» Problem to work on: Using the records below, locate all lines containing "xlabel" and return them.

» Input:
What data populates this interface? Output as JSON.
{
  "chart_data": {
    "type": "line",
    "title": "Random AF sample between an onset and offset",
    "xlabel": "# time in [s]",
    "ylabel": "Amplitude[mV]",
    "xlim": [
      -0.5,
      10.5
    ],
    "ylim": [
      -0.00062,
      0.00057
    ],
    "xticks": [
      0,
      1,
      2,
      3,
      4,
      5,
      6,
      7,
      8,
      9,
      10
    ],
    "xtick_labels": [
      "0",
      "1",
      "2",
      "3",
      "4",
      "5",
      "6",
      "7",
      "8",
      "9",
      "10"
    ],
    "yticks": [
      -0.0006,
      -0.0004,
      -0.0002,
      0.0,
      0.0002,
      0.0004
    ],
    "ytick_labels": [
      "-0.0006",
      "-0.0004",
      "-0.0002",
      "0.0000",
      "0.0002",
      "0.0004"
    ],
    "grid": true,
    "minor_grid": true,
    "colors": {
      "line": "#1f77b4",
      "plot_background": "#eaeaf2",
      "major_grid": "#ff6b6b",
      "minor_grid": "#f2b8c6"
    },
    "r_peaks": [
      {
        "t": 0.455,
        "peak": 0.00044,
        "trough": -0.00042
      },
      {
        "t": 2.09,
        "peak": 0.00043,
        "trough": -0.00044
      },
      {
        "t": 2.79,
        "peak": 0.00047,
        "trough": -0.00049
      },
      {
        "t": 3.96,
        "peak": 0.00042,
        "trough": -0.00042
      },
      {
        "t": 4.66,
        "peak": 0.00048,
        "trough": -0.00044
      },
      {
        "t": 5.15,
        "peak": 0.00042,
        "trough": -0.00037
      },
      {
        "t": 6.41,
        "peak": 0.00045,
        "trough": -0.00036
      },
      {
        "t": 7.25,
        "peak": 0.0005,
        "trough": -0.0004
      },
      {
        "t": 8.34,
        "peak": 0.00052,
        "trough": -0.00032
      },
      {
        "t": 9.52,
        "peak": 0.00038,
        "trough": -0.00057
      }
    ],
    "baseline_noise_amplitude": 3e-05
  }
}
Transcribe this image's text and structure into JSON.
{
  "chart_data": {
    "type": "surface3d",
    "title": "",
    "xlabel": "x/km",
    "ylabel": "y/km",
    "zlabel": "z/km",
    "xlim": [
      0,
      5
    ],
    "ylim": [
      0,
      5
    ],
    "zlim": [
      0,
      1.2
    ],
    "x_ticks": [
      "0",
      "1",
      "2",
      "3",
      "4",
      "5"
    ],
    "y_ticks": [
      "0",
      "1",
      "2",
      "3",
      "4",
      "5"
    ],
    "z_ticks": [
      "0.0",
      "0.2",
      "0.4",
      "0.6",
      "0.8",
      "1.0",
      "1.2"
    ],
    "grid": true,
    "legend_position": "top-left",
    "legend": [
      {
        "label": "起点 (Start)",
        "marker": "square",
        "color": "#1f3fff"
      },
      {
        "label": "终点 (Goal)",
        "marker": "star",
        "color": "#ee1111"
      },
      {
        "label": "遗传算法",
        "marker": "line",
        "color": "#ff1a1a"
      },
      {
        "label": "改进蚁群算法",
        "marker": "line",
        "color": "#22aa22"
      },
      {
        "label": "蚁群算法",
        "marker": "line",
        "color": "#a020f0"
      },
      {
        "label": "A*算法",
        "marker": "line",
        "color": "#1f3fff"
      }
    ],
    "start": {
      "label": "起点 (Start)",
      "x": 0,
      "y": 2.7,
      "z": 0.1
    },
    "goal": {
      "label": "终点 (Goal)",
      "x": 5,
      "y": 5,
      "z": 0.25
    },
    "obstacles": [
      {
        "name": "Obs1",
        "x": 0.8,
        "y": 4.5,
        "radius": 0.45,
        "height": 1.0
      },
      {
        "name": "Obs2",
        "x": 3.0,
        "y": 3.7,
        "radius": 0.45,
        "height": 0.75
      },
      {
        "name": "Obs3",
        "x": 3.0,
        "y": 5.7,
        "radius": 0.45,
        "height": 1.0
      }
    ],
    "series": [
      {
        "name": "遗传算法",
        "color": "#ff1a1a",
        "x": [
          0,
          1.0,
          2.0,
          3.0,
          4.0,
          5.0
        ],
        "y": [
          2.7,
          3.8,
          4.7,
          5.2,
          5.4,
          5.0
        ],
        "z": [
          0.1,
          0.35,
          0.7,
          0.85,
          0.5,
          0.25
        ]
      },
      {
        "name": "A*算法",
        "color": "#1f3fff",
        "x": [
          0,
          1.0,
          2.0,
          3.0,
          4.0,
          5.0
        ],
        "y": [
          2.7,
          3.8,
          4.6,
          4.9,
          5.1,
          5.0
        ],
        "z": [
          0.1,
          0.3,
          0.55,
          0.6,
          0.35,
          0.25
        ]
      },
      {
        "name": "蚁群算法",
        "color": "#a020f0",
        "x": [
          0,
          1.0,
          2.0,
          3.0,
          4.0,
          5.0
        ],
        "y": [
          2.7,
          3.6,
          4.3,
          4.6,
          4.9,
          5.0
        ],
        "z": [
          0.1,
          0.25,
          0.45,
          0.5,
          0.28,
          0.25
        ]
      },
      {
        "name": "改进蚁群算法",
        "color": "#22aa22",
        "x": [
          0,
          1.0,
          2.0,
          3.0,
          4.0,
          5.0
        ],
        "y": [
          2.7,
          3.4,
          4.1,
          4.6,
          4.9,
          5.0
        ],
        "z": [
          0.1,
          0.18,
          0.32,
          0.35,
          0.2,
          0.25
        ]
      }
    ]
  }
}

...

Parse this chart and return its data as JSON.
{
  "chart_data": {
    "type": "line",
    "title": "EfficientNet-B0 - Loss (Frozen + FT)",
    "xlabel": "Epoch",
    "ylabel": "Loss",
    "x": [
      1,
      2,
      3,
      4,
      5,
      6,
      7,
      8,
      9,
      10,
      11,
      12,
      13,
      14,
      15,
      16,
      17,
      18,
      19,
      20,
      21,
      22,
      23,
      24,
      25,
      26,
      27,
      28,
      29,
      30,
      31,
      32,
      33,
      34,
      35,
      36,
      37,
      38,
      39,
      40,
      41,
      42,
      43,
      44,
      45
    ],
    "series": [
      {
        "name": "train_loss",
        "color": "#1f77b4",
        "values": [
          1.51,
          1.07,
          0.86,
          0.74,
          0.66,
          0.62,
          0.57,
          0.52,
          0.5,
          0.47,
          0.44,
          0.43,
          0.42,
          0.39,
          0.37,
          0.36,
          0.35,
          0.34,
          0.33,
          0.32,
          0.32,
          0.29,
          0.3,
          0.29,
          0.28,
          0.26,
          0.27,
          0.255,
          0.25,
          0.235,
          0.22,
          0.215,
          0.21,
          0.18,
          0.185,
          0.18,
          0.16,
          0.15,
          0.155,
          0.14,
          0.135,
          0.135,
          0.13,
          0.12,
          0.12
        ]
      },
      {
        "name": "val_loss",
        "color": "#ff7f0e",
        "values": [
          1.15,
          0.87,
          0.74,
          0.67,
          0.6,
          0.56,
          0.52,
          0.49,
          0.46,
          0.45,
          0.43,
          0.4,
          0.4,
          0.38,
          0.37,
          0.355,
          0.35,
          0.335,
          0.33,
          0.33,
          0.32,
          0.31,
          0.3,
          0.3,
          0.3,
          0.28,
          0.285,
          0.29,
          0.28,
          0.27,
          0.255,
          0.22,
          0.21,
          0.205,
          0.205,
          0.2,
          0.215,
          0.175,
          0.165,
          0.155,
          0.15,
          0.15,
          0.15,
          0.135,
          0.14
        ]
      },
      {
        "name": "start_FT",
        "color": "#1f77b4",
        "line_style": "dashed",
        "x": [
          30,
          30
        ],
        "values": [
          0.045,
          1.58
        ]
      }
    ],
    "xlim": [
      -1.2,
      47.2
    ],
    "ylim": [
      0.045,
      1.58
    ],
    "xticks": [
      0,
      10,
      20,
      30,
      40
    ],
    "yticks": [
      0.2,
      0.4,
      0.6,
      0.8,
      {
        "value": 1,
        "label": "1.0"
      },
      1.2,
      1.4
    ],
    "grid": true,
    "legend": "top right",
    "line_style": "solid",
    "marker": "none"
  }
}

...

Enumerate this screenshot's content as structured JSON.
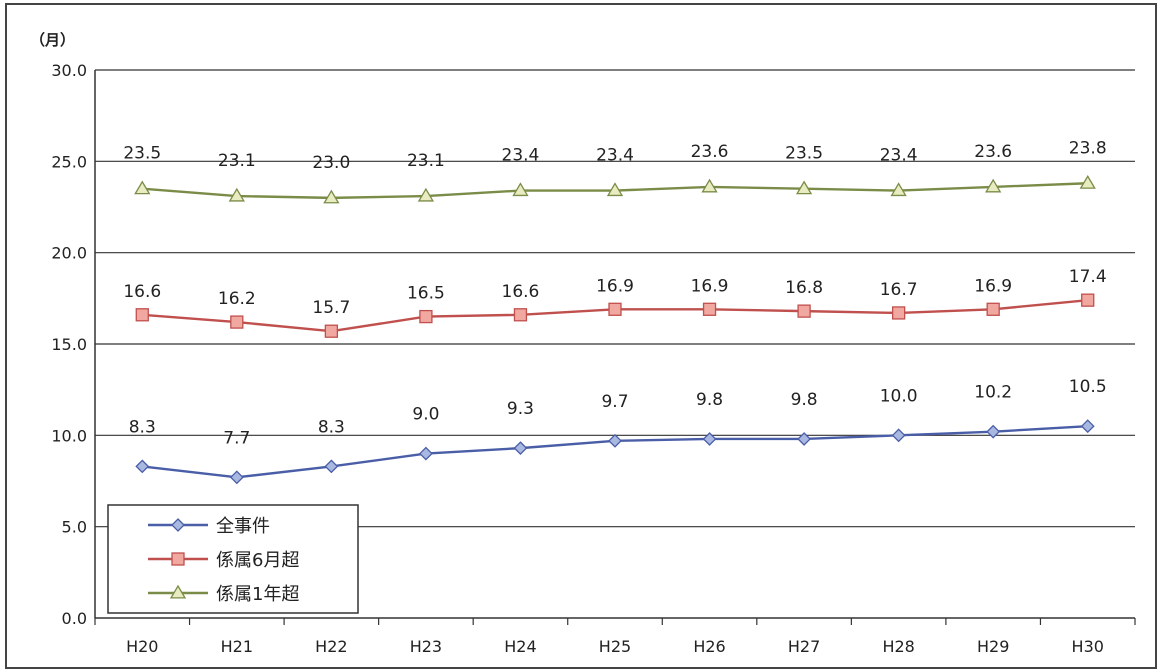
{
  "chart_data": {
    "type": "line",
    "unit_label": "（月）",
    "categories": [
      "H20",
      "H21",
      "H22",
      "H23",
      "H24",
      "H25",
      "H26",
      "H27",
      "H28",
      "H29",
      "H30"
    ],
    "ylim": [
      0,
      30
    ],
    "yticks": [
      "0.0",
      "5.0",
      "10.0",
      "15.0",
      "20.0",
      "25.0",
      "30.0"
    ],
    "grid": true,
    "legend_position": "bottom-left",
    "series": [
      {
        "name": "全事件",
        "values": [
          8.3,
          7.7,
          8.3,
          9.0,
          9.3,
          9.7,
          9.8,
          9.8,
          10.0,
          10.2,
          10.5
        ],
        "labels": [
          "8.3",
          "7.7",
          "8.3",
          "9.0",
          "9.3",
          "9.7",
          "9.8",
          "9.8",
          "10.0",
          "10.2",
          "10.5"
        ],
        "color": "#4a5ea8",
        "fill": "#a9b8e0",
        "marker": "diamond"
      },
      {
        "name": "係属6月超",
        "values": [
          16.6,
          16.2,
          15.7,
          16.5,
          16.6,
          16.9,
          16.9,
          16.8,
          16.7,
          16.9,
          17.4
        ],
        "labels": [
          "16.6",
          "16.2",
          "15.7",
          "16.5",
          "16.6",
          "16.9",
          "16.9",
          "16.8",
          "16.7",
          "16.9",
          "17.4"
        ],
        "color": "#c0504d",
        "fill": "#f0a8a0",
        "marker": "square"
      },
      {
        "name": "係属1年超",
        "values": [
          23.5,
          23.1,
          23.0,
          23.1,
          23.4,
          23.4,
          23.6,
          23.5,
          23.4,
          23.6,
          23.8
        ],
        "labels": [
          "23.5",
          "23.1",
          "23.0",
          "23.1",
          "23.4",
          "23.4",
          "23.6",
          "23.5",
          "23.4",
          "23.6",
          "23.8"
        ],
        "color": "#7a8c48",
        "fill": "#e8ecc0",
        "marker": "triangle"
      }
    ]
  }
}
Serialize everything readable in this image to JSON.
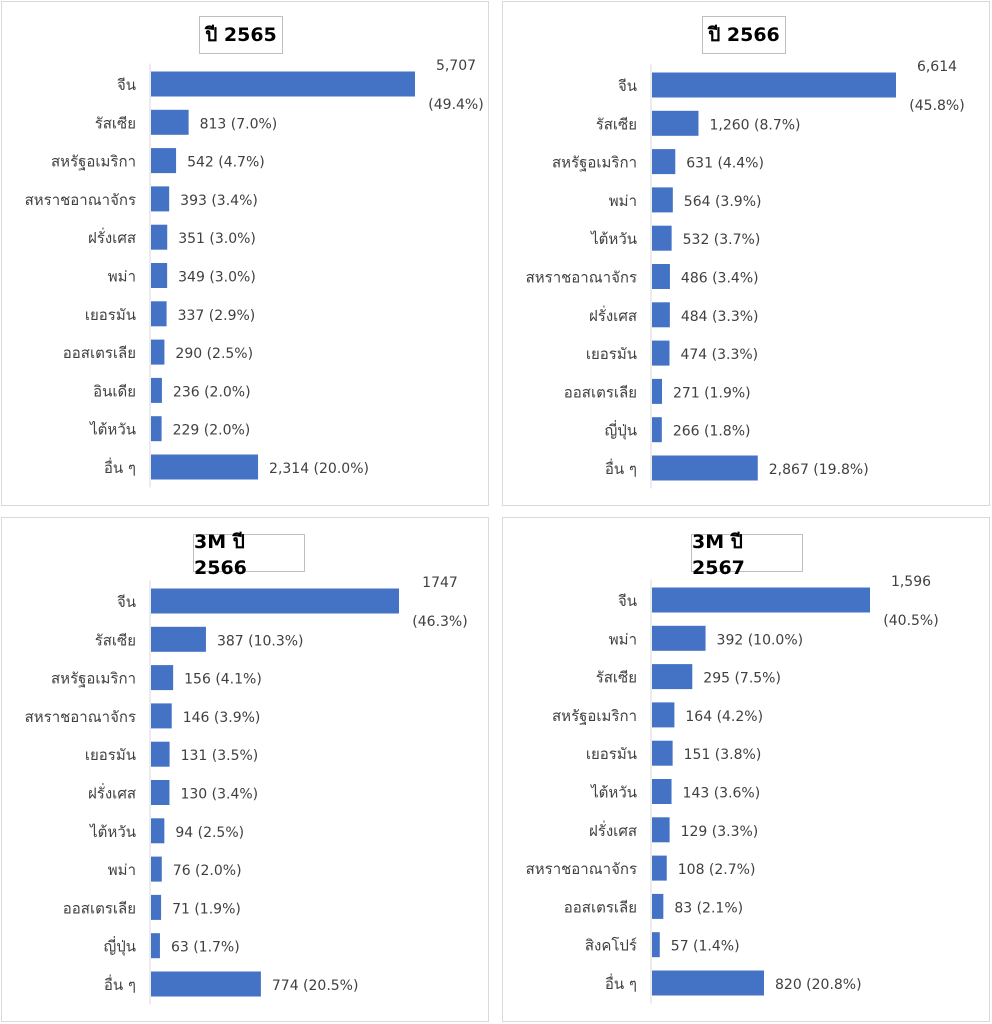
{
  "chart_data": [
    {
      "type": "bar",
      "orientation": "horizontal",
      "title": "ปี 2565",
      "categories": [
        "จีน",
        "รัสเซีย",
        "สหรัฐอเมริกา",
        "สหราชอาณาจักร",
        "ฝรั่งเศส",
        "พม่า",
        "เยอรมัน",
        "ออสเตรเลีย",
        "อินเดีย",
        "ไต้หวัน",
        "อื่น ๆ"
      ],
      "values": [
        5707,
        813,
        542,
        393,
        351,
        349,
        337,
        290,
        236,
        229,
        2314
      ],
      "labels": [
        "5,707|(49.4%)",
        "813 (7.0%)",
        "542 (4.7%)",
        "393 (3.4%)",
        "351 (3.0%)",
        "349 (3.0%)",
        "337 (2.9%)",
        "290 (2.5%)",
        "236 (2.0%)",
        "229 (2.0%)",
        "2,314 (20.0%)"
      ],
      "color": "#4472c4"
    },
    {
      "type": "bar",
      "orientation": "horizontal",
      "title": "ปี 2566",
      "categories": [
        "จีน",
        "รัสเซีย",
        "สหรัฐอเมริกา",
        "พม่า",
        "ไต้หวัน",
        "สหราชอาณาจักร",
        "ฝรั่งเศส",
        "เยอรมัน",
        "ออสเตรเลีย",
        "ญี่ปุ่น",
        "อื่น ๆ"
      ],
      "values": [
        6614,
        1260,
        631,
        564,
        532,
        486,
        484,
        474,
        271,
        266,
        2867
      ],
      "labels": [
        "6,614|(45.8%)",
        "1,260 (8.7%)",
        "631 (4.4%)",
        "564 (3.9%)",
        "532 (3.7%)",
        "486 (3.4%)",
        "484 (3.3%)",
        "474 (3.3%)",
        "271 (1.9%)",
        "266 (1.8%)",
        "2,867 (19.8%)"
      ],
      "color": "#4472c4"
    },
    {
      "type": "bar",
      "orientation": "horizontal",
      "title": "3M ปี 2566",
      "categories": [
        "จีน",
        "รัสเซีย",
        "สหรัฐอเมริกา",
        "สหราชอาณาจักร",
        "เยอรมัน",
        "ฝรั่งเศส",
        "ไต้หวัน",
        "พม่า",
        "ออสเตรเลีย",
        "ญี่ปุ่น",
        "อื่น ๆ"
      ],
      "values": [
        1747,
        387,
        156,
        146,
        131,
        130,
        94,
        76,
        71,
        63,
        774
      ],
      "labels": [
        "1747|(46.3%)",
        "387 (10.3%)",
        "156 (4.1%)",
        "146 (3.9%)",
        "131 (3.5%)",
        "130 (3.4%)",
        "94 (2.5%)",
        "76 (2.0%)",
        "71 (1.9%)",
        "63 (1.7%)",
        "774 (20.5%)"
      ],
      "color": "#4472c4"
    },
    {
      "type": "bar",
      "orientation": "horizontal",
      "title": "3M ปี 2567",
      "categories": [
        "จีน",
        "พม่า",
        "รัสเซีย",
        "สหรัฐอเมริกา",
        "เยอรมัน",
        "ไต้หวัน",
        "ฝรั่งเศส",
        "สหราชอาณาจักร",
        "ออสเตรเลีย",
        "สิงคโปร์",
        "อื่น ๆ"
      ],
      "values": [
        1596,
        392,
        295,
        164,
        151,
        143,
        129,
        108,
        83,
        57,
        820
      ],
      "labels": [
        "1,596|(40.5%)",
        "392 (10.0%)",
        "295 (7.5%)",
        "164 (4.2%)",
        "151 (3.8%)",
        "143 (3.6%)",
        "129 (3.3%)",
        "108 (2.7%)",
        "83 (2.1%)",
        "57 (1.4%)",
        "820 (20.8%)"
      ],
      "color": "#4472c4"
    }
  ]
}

» Result of this task:
    "xlabel": "# time in [s]",
    "xlabel": "x/km",
    "xlabel": "Epoch",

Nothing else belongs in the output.